#### Do this:
Copy each line of the records that holds the string "diversity".

#### Supplied information:
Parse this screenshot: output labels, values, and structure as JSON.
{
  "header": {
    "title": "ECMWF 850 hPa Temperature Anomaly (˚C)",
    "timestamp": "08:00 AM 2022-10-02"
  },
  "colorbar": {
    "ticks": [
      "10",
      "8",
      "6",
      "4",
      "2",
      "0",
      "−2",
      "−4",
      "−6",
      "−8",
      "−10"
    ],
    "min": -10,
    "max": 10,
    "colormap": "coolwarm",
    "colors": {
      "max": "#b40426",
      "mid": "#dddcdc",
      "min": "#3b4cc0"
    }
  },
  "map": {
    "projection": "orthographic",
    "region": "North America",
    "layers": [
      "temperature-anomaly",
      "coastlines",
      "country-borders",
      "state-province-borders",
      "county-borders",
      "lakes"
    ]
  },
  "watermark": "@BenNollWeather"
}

==

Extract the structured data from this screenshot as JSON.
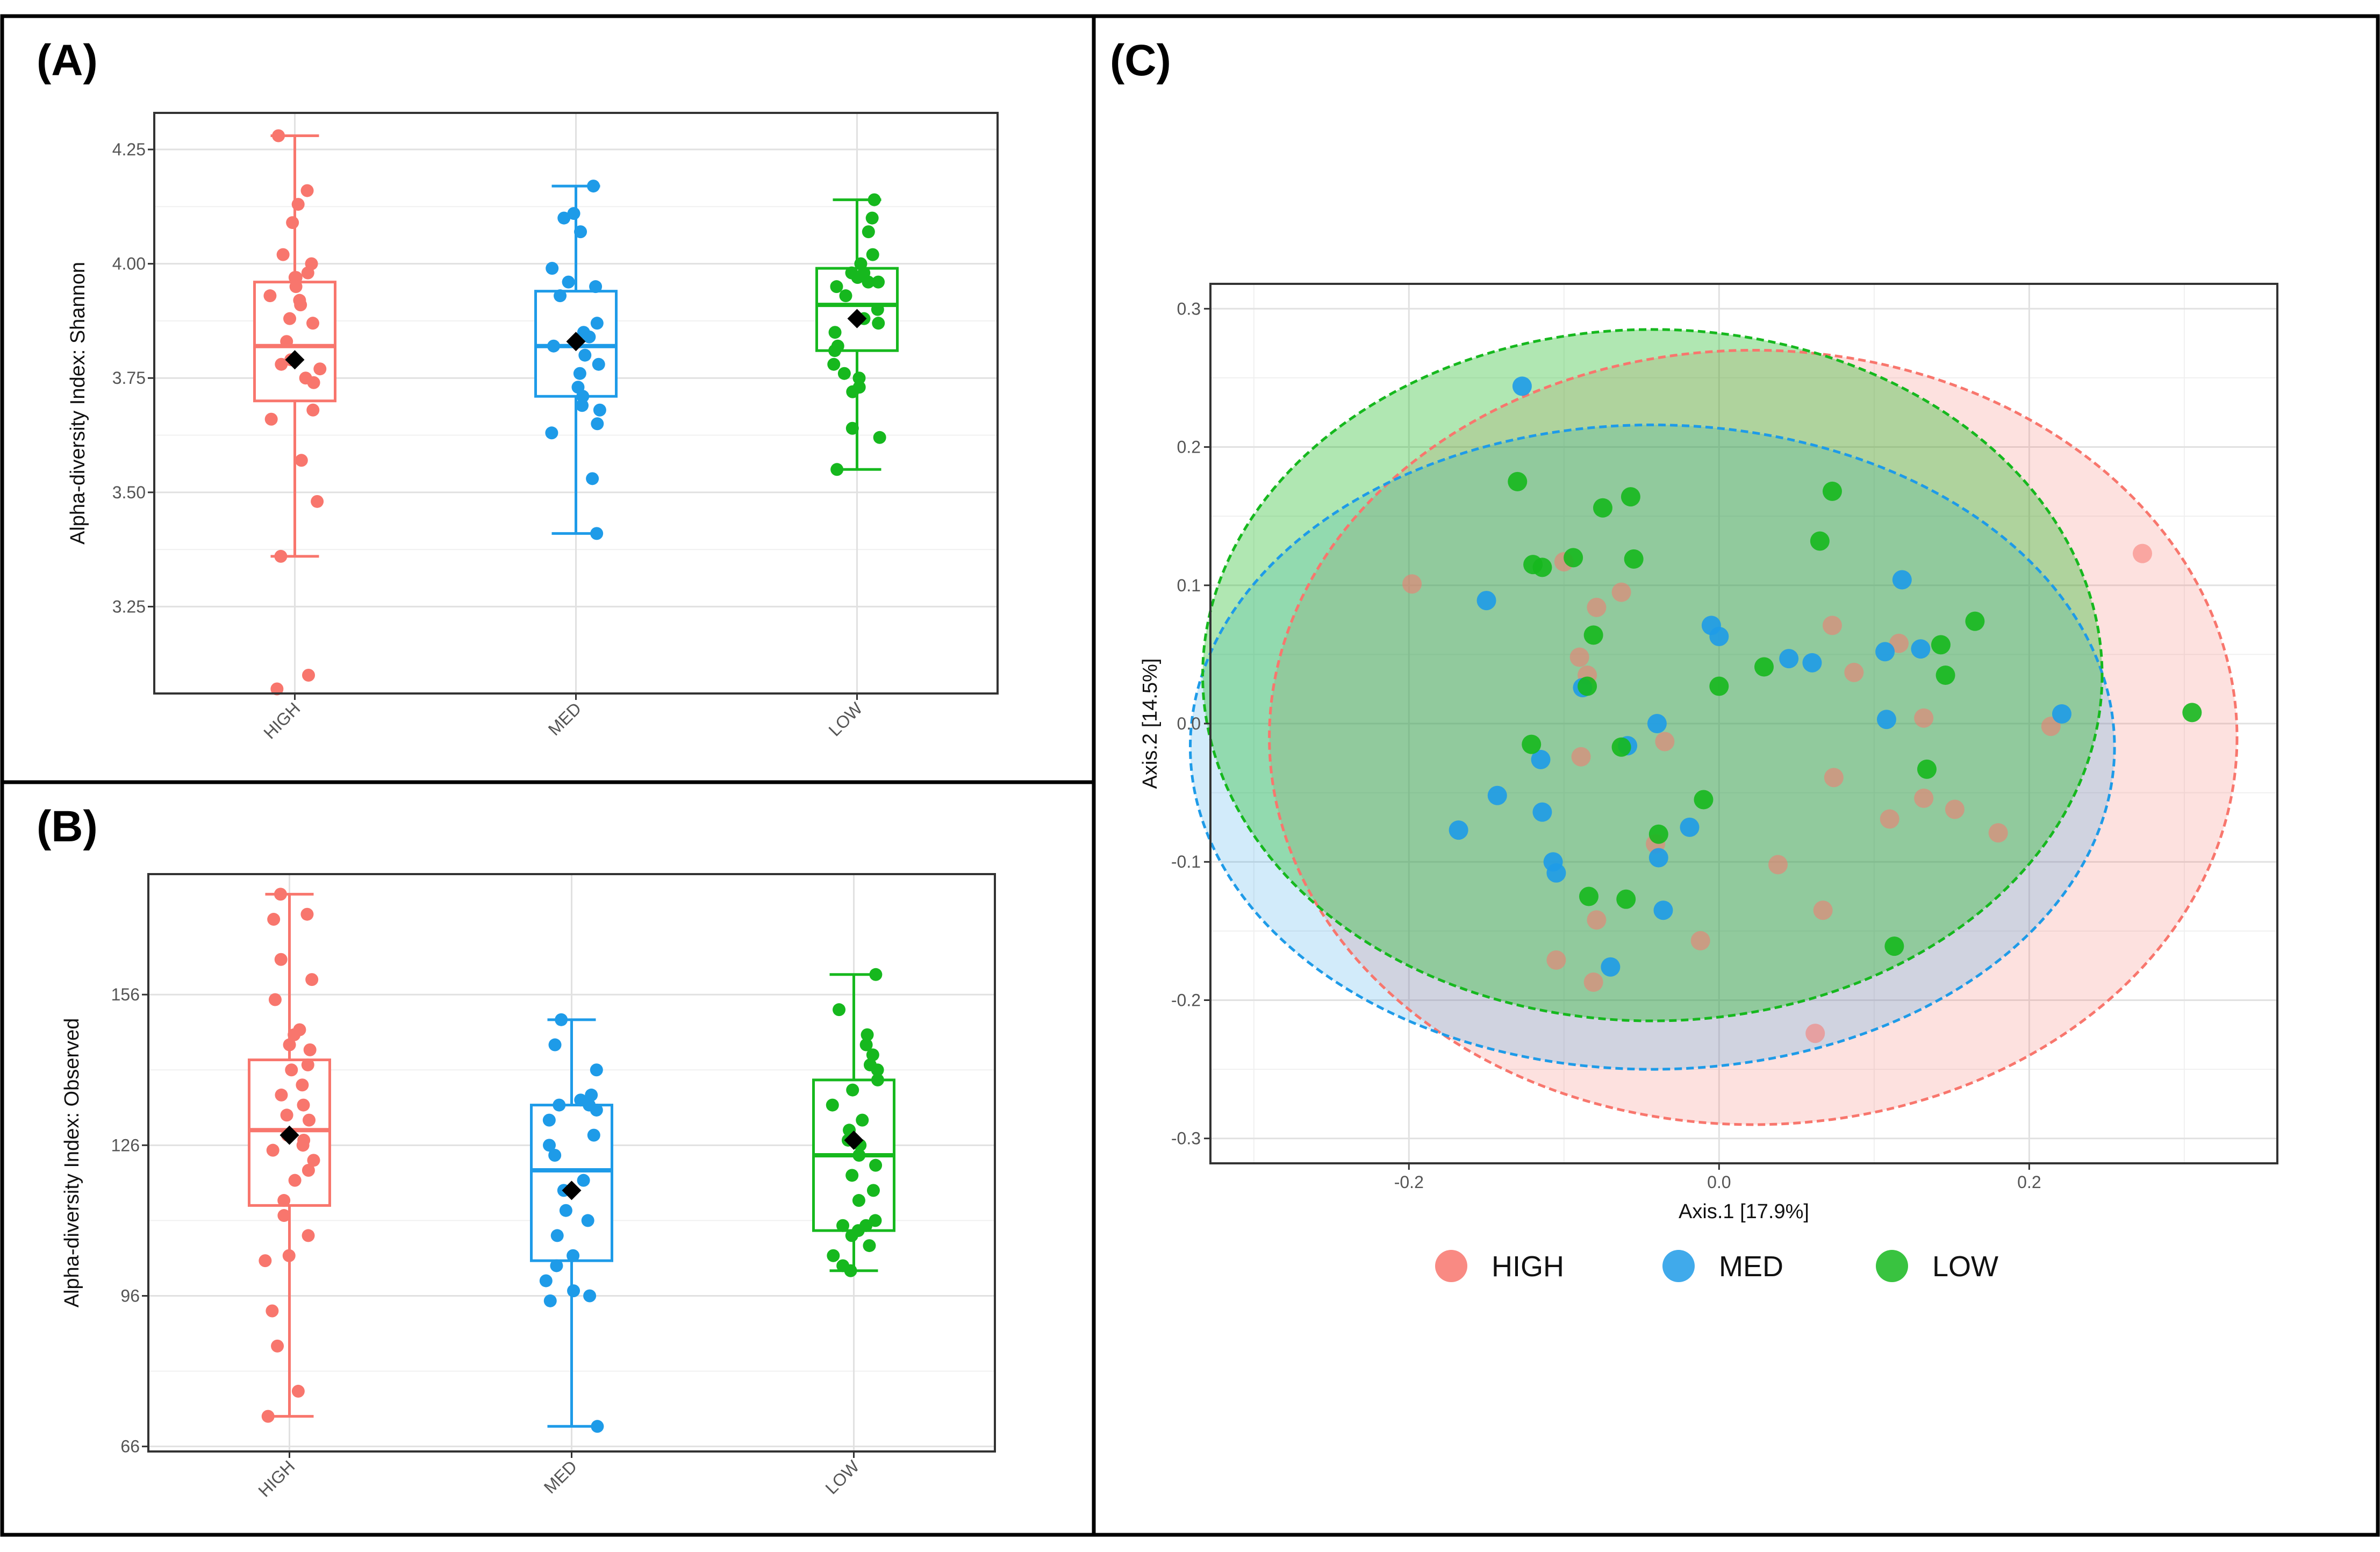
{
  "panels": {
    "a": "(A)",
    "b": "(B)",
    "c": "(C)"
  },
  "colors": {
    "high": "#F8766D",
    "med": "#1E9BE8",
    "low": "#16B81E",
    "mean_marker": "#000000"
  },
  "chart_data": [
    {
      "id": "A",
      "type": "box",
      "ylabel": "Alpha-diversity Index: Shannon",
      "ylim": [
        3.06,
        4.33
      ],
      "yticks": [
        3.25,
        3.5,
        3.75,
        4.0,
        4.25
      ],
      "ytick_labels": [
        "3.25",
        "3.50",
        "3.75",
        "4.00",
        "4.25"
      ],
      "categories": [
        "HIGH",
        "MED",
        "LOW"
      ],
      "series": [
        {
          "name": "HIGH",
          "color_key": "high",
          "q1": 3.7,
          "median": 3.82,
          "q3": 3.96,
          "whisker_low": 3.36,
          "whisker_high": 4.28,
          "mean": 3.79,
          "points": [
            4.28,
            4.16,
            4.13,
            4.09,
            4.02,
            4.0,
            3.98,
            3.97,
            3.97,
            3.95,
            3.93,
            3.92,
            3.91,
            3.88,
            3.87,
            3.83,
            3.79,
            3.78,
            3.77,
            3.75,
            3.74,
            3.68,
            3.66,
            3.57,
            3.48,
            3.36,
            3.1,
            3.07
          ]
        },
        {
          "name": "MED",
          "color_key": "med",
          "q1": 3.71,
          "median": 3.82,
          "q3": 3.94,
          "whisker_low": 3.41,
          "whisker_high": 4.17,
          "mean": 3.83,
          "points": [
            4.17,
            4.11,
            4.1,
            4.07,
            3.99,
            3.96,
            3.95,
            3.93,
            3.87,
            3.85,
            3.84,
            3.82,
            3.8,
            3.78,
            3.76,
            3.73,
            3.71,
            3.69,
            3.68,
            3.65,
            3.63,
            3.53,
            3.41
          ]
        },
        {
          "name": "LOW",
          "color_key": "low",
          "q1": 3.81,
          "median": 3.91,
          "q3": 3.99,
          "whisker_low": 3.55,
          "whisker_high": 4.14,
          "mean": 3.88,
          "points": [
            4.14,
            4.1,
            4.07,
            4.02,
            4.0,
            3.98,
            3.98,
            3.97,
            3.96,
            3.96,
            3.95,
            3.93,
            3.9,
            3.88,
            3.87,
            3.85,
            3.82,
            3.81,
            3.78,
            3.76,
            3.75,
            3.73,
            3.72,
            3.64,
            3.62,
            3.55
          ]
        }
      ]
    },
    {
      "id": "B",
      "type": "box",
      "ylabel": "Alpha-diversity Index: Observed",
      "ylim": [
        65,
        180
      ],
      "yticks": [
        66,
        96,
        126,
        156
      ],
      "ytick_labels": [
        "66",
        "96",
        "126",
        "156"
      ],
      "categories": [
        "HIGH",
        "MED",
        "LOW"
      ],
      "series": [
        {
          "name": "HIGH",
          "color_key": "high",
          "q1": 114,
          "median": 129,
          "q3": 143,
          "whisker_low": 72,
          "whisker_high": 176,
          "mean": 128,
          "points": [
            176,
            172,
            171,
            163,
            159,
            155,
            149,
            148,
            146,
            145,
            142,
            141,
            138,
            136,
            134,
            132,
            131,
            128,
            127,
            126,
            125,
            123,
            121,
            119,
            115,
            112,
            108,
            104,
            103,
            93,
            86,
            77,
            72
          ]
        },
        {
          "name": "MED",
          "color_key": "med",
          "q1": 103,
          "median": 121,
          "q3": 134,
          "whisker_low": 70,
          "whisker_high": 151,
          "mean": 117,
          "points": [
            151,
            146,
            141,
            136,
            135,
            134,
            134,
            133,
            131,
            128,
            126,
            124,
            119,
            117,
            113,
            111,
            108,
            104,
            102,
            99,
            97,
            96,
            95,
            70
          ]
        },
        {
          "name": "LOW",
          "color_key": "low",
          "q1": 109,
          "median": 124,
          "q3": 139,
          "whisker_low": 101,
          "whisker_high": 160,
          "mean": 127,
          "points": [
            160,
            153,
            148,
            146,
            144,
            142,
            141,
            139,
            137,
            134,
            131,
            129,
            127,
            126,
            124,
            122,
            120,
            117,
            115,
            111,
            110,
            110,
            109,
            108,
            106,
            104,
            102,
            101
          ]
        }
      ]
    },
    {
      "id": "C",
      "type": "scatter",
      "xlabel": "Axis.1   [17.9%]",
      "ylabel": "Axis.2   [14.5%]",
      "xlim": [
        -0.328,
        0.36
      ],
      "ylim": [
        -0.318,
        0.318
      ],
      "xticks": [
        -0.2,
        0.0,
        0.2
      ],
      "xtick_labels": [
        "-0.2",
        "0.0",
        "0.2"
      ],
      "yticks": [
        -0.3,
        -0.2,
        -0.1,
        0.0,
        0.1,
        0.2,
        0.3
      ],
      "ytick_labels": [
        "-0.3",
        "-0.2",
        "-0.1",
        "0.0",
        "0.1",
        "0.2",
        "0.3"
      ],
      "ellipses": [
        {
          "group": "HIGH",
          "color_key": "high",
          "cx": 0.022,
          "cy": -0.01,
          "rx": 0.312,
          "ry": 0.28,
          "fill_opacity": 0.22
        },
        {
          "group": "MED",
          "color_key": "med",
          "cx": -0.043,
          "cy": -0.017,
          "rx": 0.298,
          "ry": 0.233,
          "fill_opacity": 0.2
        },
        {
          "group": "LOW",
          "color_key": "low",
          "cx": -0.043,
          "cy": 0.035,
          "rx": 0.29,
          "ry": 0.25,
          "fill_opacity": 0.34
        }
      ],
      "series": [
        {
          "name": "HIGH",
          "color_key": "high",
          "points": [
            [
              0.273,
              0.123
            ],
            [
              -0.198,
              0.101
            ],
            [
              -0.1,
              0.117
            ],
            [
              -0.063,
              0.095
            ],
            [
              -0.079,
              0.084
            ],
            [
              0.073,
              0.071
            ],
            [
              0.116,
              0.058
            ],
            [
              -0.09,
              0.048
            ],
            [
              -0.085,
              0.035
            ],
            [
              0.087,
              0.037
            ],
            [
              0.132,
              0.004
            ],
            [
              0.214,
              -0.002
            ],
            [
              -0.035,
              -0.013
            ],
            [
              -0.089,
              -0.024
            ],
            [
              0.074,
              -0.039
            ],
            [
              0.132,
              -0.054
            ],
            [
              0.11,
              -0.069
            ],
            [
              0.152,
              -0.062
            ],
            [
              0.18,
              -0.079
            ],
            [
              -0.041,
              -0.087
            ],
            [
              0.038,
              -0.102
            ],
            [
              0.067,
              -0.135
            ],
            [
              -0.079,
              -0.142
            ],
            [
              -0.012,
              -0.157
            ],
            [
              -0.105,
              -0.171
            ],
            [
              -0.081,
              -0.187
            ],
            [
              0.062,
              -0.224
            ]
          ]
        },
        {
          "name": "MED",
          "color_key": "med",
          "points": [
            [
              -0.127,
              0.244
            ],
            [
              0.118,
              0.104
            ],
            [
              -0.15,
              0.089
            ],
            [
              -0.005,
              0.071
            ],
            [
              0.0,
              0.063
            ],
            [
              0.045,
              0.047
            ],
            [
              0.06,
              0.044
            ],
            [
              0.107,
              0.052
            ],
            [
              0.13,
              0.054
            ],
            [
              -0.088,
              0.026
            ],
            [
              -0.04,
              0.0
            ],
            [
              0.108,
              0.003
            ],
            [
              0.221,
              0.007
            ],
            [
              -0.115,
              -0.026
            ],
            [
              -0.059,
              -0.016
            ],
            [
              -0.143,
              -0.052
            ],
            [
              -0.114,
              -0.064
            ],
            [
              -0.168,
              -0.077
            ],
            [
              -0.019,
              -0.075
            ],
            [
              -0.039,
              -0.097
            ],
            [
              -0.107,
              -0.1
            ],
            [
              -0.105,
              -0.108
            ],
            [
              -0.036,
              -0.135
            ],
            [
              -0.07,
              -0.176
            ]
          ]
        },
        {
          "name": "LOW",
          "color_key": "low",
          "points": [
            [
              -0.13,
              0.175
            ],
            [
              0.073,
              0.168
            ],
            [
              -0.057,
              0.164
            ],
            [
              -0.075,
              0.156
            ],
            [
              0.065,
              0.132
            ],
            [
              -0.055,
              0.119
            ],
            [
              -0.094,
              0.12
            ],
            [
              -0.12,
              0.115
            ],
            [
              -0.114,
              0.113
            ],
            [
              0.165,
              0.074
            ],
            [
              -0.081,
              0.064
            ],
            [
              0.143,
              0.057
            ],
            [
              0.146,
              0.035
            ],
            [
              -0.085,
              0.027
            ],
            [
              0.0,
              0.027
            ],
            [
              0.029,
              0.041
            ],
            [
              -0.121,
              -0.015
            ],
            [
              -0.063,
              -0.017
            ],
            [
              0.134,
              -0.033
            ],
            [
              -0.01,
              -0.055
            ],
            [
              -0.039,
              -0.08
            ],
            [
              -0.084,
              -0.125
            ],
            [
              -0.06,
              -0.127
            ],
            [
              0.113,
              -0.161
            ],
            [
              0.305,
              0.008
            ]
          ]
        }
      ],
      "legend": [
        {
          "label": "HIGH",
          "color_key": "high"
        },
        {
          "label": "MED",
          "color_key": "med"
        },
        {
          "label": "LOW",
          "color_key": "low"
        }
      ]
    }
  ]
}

#### Exercise response:
      "ylabel": "Alpha-diversity Index: Shannon",
      "ylabel": "Alpha-diversity Index: Observed",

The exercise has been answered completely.